* PROBLEM
The listing below should be written out exactly; please include all of it.

* SUPPLIED DATA
------------------------------------------------------------------------

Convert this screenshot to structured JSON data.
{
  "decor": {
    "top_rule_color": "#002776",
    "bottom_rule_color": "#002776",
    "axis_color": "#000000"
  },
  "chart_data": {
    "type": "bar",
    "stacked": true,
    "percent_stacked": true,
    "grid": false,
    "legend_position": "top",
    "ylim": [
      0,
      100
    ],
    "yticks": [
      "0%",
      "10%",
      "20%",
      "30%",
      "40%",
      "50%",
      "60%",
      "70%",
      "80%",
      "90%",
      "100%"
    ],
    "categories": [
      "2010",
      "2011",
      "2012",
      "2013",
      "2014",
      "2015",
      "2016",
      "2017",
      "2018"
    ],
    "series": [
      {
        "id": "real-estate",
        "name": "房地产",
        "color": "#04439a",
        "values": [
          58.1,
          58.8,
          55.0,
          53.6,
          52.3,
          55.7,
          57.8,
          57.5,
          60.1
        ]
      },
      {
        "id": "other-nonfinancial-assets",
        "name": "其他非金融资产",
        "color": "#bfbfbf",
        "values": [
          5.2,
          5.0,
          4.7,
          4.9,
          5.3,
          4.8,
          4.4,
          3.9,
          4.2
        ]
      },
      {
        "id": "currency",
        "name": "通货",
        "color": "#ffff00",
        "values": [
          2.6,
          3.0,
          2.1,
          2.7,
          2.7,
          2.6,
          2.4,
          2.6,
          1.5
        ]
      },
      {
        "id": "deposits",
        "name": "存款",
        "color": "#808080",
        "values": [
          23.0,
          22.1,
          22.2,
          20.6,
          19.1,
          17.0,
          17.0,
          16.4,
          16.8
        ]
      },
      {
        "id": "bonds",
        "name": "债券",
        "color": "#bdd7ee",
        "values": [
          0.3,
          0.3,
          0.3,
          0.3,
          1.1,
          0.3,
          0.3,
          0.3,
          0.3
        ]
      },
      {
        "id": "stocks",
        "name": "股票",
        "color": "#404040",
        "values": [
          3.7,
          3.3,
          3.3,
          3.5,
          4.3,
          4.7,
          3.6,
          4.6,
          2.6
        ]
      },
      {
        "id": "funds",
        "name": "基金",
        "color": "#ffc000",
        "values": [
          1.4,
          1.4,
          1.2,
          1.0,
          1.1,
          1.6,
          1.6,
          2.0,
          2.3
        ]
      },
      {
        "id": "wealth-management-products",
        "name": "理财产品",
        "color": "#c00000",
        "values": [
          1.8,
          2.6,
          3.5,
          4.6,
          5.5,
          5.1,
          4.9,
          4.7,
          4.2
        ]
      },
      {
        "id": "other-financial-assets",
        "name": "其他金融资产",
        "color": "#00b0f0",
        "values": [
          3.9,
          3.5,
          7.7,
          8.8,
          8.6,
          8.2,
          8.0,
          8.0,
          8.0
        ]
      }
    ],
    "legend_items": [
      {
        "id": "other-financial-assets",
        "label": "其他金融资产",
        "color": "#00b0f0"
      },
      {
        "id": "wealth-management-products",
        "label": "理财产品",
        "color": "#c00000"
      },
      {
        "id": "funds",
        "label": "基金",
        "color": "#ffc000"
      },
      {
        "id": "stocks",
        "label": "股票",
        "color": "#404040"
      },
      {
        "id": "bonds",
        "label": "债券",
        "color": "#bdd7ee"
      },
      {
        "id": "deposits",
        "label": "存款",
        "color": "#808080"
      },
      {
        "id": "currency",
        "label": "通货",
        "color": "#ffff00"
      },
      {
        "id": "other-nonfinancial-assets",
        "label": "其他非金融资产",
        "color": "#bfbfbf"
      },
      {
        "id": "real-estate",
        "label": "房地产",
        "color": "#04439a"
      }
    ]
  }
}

------------------------------------------------------------------------

* EXERCISE ANSWER
Convert this screenshot to structured JSON data.
{
  "decor": {
    "top_rule_color": "#002776",
    "bottom_rule_color": "#002776",
    "axis_color": "#000000"
  },
  "chart_data": {
    "type": "bar",
    "stacked": true,
    "percent_stacked": true,
    "grid": false,
    "legend_position": "top",
    "ylim": [
      0,
      100
    ],
    "yticks": [
      "0%",
      "10%",
      "20%",
      "30%",
      "40%",
      "50%",
      "60%",
      "70%",
      "80%",
      "90%",
      "100%"
    ],
    "categories": [
      "2010",
      "2011",
      "2012",
      "2013",
      "2014",
      "2015",
      "2016",
      "2017",
      "2018"
    ],
    "series": [
      {
        "id": "real-estate",
        "name": "房地产",
        "color": "#04439a",
        "values": [
          58.1,
          58.8,
          55.0,
          53.6,
          52.3,
          55.7,
          57.8,
          57.5,
          60.1
        ]
      },
      {
        "id": "other-nonfinancial-assets",
        "name": "其他非金融资产",
        "color": "#bfbfbf",
        "values": [
          5.2,
          5.0,
          4.7,
          4.9,
          5.3,
          4.8,
          4.4,
          3.9,
          4.2
        ]
      },
      {
        "id": "currency",
        "name": "通货",
        "color": "#ffff00",
        "values": [
          2.6,
          3.0,
          2.1,
          2.7,
          2.7,
          2.6,
          2.4,
          2.6,
          1.5
        ]
      },
      {
        "id": "deposits",
        "name": "存款",
        "color": "#808080",
        "values": [
          23.0,
          22.1,
          22.2,
          20.6,
          19.1,
          17.0,
          17.0,
          16.4,
          16.8
        ]
      },
      {
        "id": "bonds",
        "name": "债券",
        "color": "#bdd7ee",
        "values": [
          0.3,
          0.3,
          0.3,
          0.3,
          1.1,
          0.3,
          0.3,
          0.3,
          0.3
        ]
      },
      {
        "id": "stocks",
        "name": "股票",
        "color": "#404040",
        "values": [
          3.7,
          3.3,
          3.3,
          3.5,
          4.3,
          4.7,
          3.6,
          4.6,
          2.6
        ]
      },
      {
        "id": "funds",
        "name": "基金",
        "color": "#ffc000",
        "values": [
          1.4,
          1.4,
          1.2,
          1.0,
          1.1,
          1.6,
          1.6,
          2.0,
          2.3
        ]
      },
      {
        "id": "wealth-management-products",
        "name": "理财产品",
        "color": "#c00000",
        "values": [
          1.8,
          2.6,
          3.5,
          4.6,
          5.5,
          5.1,
          4.9,
          4.7,
          4.2
        ]
      },
      {
        "id": "other-financial-assets",
        "name": "其他金融资产",
        "color": "#00b0f0",
        "values": [
          3.9,
          3.5,
          7.7,
          8.8,
          8.6,
          8.2,
          8.0,
          8.0,
          8.0
        ]
      }
    ],
    "legend_items": [
      {
        "id": "other-financial-assets",
        "label": "其他金融资产",
        "color": "#00b0f0"
      },
      {
        "id": "wealth-management-products",
        "label": "理财产品",
        "color": "#c00000"
      },
      {
        "id": "funds",
        "label": "基金",
        "color": "#ffc000"
      },
      {
        "id": "stocks",
        "label": "股票",
        "color": "#404040"
      },
      {
        "id": "bonds",
        "label": "债券",
        "color": "#bdd7ee"
      },
      {
        "id": "deposits",
        "label": "存款",
        "color": "#808080"
      },
      {
        "id": "currency",
        "label": "通货",
        "color": "#ffff00"
      },
      {
        "id": "other-nonfinancial-assets",
        "label": "其他非金融资产",
        "color": "#bfbfbf"
      },
      {
        "id": "real-estate",
        "label": "房地产",
        "color": "#04439a"
      }
    ]
  }
}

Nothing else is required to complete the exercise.